WHAT IS BEING ASKED: Each entry below should be echoed exactly, with pictures omitted.

Stored items from a collection

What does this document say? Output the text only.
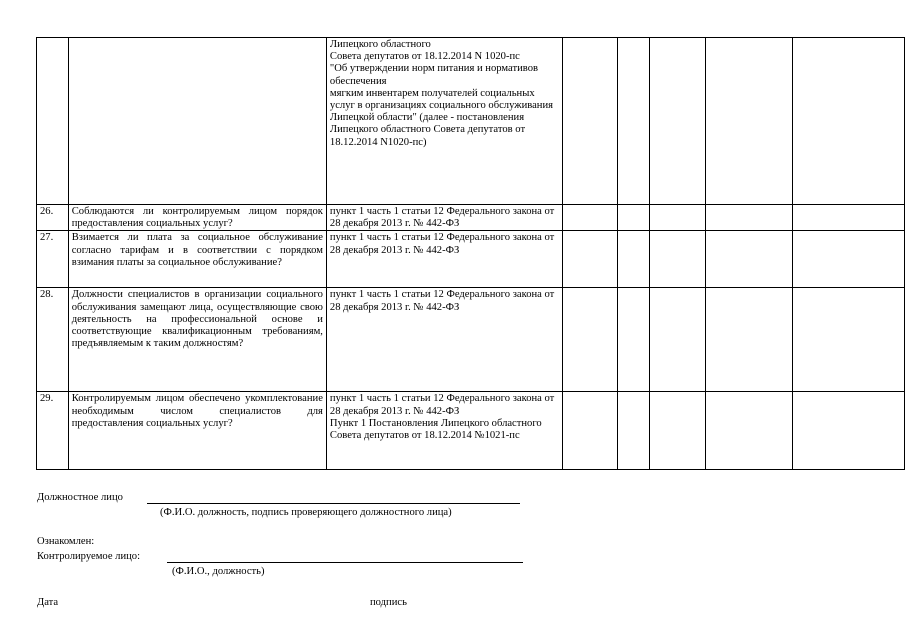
		Липецкого областного
Совета депутатов от 18.12.2014 N 1020-пс
"Об утверждении норм питания и нормативов обеспечения
мягким инвентарем получателей социальных услуг в организациях социального обслуживания
Липецкой области" (далее - постановления Липецкого областного Совета депутатов от 18.12.2014 N1020-пс)					

26.	Соблюдаются ли контролируемым лицом порядок предоставления социальных услуг?	пункт 1 часть 1 статьи 12 Федерального закона от 28 декабря 2013 г. № 442-ФЗ					

27.	Взимается ли плата за социальное обслуживание согласно тарифам и в соответствии с порядком взимания платы за социальное обслуживание?	пункт 1 часть 1 статьи 12 Федерального закона от 28 декабря 2013 г. № 442-ФЗ					

28.	Должности специалистов в организации социального обслуживания замещают лица, осуществляющие свою деятельность на профессиональной основе и соответствующие квалификационным требованиям, предъявляемым к таким должностям?	пункт 1 часть 1 статьи 12 Федерального закона от 28 декабря 2013 г. № 442-ФЗ					

29.	Контролируемым лицом обеспечено укомплектование необходимым числом специалистов для предоставления социальных услуг?	пункт 1 часть 1 статьи 12 Федерального закона от 28 декабря 2013 г. № 442-ФЗ
Пункт 1 Постановления Липецкого областного Совета депутатов от 18.12.2014 №1021-пс					

Должностное лицо
(Ф.И.О. должность, подпись проверяющего должностного лица)
Ознакомлен:
Контролируемое лицо:
(Ф.И.О., должность)
Дата	подпись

TASK OUTPUT:
What does this document say? Output the text only.
		Липецкого областного
Совета депутатов от 18.12.2014 N 1020-пс
"Об утверждении норм питания и нормативов обеспечения
мягким инвентарем получателей социальных услуг в организациях социального обслуживания
Липецкой области" (далее - постановления Липецкого областного Совета депутатов от 18.12.2014 N1020-пс)					

26.	Соблюдаются ли контролируемым лицом порядок предоставления социальных услуг?	пункт 1 часть 1 статьи 12 Федерального закона от 28 декабря 2013 г. № 442-ФЗ					

27.	Взимается ли плата за социальное обслуживание согласно тарифам и в соответствии с порядком взимания платы за социальное обслуживание?	пункт 1 часть 1 статьи 12 Федерального закона от 28 декабря 2013 г. № 442-ФЗ					

28.	Должности специалистов в организации социального обслуживания замещают лица, осуществляющие свою деятельность на профессиональной основе и соответствующие квалификационным требованиям, предъявляемым к таким должностям?	пункт 1 часть 1 статьи 12 Федерального закона от 28 декабря 2013 г. № 442-ФЗ					

29.	Контролируемым лицом обеспечено укомплектование необходимым числом специалистов для предоставления социальных услуг?	пункт 1 часть 1 статьи 12 Федерального закона от 28 декабря 2013 г. № 442-ФЗ
Пункт 1 Постановления Липецкого областного Совета депутатов от 18.12.2014 №1021-пс					

Должностное лицо
(Ф.И.О. должность, подпись проверяющего должностного лица)
Ознакомлен:
Контролируемое лицо:
(Ф.И.О., должность)
Дата	подпись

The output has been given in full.